Available records ->
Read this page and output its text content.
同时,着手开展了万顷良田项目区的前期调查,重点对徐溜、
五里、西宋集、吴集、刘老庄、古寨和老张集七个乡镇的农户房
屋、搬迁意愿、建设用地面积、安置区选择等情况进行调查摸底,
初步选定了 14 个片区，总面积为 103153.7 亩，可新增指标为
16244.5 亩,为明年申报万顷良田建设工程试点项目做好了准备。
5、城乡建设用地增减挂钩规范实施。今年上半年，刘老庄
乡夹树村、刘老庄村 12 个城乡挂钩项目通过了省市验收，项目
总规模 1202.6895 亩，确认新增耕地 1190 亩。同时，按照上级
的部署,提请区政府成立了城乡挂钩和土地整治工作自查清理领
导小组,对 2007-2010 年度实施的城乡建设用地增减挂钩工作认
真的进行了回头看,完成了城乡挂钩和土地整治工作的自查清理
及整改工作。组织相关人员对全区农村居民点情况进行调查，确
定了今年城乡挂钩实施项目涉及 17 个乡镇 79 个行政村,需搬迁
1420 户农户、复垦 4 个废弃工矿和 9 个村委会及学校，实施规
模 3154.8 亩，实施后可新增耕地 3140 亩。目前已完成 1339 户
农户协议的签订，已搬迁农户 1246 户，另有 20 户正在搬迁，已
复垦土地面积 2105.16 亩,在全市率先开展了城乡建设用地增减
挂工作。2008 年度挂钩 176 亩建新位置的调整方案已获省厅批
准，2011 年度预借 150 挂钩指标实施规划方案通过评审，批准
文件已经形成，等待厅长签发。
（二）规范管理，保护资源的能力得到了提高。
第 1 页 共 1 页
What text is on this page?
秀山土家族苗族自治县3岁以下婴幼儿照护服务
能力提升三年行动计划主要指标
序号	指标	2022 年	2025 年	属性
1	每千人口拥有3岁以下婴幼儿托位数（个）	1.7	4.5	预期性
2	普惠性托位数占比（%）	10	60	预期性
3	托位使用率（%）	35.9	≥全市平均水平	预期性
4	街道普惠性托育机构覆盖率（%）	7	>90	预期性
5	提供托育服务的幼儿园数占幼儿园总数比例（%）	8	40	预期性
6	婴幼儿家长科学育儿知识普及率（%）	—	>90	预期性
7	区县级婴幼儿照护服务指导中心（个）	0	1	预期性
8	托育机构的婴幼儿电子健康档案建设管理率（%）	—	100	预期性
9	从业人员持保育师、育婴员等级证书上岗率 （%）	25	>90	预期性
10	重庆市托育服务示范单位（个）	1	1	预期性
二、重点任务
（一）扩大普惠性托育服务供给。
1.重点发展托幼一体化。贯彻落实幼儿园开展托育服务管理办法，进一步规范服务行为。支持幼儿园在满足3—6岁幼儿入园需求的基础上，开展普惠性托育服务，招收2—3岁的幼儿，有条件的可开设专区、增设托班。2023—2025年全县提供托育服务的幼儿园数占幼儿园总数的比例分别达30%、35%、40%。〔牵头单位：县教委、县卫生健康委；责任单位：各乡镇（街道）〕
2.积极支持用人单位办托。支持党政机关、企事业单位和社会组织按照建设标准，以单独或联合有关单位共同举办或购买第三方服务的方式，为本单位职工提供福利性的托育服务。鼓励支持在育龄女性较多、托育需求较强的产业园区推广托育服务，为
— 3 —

Aim -> Scan the material above for the word "page". Copy each line where it occurs.

Task output ->
Read this page and output its text content.
What text is on this page?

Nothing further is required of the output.